(begin)

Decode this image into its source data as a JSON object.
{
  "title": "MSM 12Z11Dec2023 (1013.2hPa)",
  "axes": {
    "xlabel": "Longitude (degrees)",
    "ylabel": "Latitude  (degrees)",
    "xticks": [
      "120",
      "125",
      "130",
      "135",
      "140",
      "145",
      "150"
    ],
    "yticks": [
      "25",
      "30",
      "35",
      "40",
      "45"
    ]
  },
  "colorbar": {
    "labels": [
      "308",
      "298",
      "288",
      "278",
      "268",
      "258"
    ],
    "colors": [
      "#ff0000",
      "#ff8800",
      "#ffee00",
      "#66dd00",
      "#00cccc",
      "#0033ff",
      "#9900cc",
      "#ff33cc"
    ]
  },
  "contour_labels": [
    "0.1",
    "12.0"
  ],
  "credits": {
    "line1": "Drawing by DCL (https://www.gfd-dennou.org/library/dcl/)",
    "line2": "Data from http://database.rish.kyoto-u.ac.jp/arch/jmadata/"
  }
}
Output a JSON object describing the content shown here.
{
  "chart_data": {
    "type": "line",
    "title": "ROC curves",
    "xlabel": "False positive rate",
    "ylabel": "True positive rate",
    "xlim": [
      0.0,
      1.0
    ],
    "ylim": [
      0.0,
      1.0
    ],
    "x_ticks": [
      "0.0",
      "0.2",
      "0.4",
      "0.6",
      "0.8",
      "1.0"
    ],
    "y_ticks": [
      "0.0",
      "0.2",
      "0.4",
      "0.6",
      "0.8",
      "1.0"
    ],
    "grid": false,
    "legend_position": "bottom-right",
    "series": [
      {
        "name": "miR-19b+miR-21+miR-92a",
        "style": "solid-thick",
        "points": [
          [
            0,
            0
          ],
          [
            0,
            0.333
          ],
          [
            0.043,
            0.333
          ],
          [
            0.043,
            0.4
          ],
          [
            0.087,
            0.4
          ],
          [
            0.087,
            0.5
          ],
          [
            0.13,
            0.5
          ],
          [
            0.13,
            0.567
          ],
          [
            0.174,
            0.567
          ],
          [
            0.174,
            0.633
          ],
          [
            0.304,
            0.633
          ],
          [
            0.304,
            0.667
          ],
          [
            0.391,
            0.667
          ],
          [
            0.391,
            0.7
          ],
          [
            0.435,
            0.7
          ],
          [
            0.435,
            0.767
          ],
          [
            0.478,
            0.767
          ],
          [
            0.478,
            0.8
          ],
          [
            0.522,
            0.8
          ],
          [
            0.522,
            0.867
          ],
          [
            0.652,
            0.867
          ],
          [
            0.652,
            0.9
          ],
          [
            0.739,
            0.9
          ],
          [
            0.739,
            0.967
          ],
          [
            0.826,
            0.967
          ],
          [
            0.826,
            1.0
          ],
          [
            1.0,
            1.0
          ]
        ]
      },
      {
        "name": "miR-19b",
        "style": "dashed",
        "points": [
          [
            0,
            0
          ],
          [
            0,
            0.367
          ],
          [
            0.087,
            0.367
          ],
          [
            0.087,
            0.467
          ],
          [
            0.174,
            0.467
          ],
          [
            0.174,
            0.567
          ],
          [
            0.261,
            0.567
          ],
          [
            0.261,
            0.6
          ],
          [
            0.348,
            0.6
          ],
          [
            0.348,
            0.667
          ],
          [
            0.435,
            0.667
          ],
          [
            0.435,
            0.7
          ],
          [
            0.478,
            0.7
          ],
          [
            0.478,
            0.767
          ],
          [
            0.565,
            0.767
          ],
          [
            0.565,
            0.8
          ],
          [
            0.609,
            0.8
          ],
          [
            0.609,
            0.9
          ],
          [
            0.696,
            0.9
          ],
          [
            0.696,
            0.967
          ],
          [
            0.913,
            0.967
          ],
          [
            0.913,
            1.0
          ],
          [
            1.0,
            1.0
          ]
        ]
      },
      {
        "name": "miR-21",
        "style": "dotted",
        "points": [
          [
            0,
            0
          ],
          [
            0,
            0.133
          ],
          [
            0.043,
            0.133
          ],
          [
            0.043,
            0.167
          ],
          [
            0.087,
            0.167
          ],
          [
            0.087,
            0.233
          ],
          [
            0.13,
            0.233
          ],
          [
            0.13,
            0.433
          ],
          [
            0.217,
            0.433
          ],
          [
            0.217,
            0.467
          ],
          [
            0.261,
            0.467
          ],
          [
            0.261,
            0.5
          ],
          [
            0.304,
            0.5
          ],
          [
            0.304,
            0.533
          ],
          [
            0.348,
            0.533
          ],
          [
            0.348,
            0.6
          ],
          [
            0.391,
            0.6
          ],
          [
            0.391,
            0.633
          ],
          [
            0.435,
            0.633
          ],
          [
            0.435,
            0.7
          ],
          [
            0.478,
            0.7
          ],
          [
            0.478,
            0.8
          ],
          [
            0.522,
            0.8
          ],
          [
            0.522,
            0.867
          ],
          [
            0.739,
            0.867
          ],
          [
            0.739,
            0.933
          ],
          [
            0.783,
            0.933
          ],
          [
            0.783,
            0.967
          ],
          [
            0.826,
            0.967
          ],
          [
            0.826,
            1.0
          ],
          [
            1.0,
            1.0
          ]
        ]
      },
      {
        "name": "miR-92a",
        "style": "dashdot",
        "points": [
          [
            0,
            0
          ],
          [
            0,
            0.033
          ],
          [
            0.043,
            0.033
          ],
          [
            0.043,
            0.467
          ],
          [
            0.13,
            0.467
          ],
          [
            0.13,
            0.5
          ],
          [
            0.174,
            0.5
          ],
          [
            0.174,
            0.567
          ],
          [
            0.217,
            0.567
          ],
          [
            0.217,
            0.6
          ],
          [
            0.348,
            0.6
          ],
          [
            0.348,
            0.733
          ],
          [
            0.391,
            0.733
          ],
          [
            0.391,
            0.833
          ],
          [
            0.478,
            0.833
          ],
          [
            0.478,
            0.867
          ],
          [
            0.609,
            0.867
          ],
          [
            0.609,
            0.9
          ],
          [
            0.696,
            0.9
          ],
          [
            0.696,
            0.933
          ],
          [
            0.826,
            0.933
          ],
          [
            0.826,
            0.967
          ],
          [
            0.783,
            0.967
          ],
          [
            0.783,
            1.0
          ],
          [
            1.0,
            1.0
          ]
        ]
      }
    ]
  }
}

(end)

■ What the exercise asks ■
Make an exact copy of every entry.

■ Result ■
Decode this image into its source data as a JSON object.
{
  "title": "MSM 12Z11Dec2023 (1013.2hPa)",
  "axes": {
    "xlabel": "Longitude (degrees)",
    "ylabel": "Latitude  (degrees)",
    "xticks": [
      "120",
      "125",
      "130",
      "135",
      "140",
      "145",
      "150"
    ],
    "yticks": [
      "25",
      "30",
      "35",
      "40",
      "45"
    ]
  },
  "colorbar": {
    "labels": [
      "308",
      "298",
      "288",
      "278",
      "268",
      "258"
    ],
    "colors": [
      "#ff0000",
      "#ff8800",
      "#ffee00",
      "#66dd00",
      "#00cccc",
      "#0033ff",
      "#9900cc",
      "#ff33cc"
    ]
  },
  "contour_labels": [
    "0.1",
    "12.0"
  ],
  "credits": {
    "line1": "Drawing by DCL (https://www.gfd-dennou.org/library/dcl/)",
    "line2": "Data from http://database.rish.kyoto-u.ac.jp/arch/jmadata/"
  }
}
Output a JSON object describing the content shown here.
{
  "chart_data": {
    "type": "line",
    "title": "ROC curves",
    "xlabel": "False positive rate",
    "ylabel": "True positive rate",
    "xlim": [
      0.0,
      1.0
    ],
    "ylim": [
      0.0,
      1.0
    ],
    "x_ticks": [
      "0.0",
      "0.2",
      "0.4",
      "0.6",
      "0.8",
      "1.0"
    ],
    "y_ticks": [
      "0.0",
      "0.2",
      "0.4",
      "0.6",
      "0.8",
      "1.0"
    ],
    "grid": false,
    "legend_position": "bottom-right",
    "series": [
      {
        "name": "miR-19b+miR-21+miR-92a",
        "style": "solid-thick",
        "points": [
          [
            0,
            0
          ],
          [
            0,
            0.333
          ],
          [
            0.043,
            0.333
          ],
          [
            0.043,
            0.4
          ],
          [
            0.087,
            0.4
          ],
          [
            0.087,
            0.5
          ],
          [
            0.13,
            0.5
          ],
          [
            0.13,
            0.567
          ],
          [
            0.174,
            0.567
          ],
          [
            0.174,
            0.633
          ],
          [
            0.304,
            0.633
          ],
          [
            0.304,
            0.667
          ],
          [
            0.391,
            0.667
          ],
          [
            0.391,
            0.7
          ],
          [
            0.435,
            0.7
          ],
          [
            0.435,
            0.767
          ],
          [
            0.478,
            0.767
          ],
          [
            0.478,
            0.8
          ],
          [
            0.522,
            0.8
          ],
          [
            0.522,
            0.867
          ],
          [
            0.652,
            0.867
          ],
          [
            0.652,
            0.9
          ],
          [
            0.739,
            0.9
          ],
          [
            0.739,
            0.967
          ],
          [
            0.826,
            0.967
          ],
          [
            0.826,
            1.0
          ],
          [
            1.0,
            1.0
          ]
        ]
      },
      {
        "name": "miR-19b",
        "style": "dashed",
        "points": [
          [
            0,
            0
          ],
          [
            0,
            0.367
          ],
          [
            0.087,
            0.367
          ],
          [
            0.087,
            0.467
          ],
          [
            0.174,
            0.467
          ],
          [
            0.174,
            0.567
          ],
          [
            0.261,
            0.567
          ],
          [
            0.261,
            0.6
          ],
          [
            0.348,
            0.6
          ],
          [
            0.348,
            0.667
          ],
          [
            0.435,
            0.667
          ],
          [
            0.435,
            0.7
          ],
          [
            0.478,
            0.7
          ],
          [
            0.478,
            0.767
          ],
          [
            0.565,
            0.767
          ],
          [
            0.565,
            0.8
          ],
          [
            0.609,
            0.8
          ],
          [
            0.609,
            0.9
          ],
          [
            0.696,
            0.9
          ],
          [
            0.696,
            0.967
          ],
          [
            0.913,
            0.967
          ],
          [
            0.913,
            1.0
          ],
          [
            1.0,
            1.0
          ]
        ]
      },
      {
        "name": "miR-21",
        "style": "dotted",
        "points": [
          [
            0,
            0
          ],
          [
            0,
            0.133
          ],
          [
            0.043,
            0.133
          ],
          [
            0.043,
            0.167
          ],
          [
            0.087,
            0.167
          ],
          [
            0.087,
            0.233
          ],
          [
            0.13,
            0.233
          ],
          [
            0.13,
            0.433
          ],
          [
            0.217,
            0.433
          ],
          [
            0.217,
            0.467
          ],
          [
            0.261,
            0.467
          ],
          [
            0.261,
            0.5
          ],
          [
            0.304,
            0.5
          ],
          [
            0.304,
            0.533
          ],
          [
            0.348,
            0.533
          ],
          [
            0.348,
            0.6
          ],
          [
            0.391,
            0.6
          ],
          [
            0.391,
            0.633
          ],
          [
            0.435,
            0.633
          ],
          [
            0.435,
            0.7
          ],
          [
            0.478,
            0.7
          ],
          [
            0.478,
            0.8
          ],
          [
            0.522,
            0.8
          ],
          [
            0.522,
            0.867
          ],
          [
            0.739,
            0.867
          ],
          [
            0.739,
            0.933
          ],
          [
            0.783,
            0.933
          ],
          [
            0.783,
            0.967
          ],
          [
            0.826,
            0.967
          ],
          [
            0.826,
            1.0
          ],
          [
            1.0,
            1.0
          ]
        ]
      },
      {
        "name": "miR-92a",
        "style": "dashdot",
        "points": [
          [
            0,
            0
          ],
          [
            0,
            0.033
          ],
          [
            0.043,
            0.033
          ],
          [
            0.043,
            0.467
          ],
          [
            0.13,
            0.467
          ],
          [
            0.13,
            0.5
          ],
          [
            0.174,
            0.5
          ],
          [
            0.174,
            0.567
          ],
          [
            0.217,
            0.567
          ],
          [
            0.217,
            0.6
          ],
          [
            0.348,
            0.6
          ],
          [
            0.348,
            0.733
          ],
          [
            0.391,
            0.733
          ],
          [
            0.391,
            0.833
          ],
          [
            0.478,
            0.833
          ],
          [
            0.478,
            0.867
          ],
          [
            0.609,
            0.867
          ],
          [
            0.609,
            0.9
          ],
          [
            0.696,
            0.9
          ],
          [
            0.696,
            0.933
          ],
          [
            0.826,
            0.933
          ],
          [
            0.826,
            0.967
          ],
          [
            0.783,
            0.967
          ],
          [
            0.783,
            1.0
          ],
          [
            1.0,
            1.0
          ]
        ]
      }
    ]
  }
}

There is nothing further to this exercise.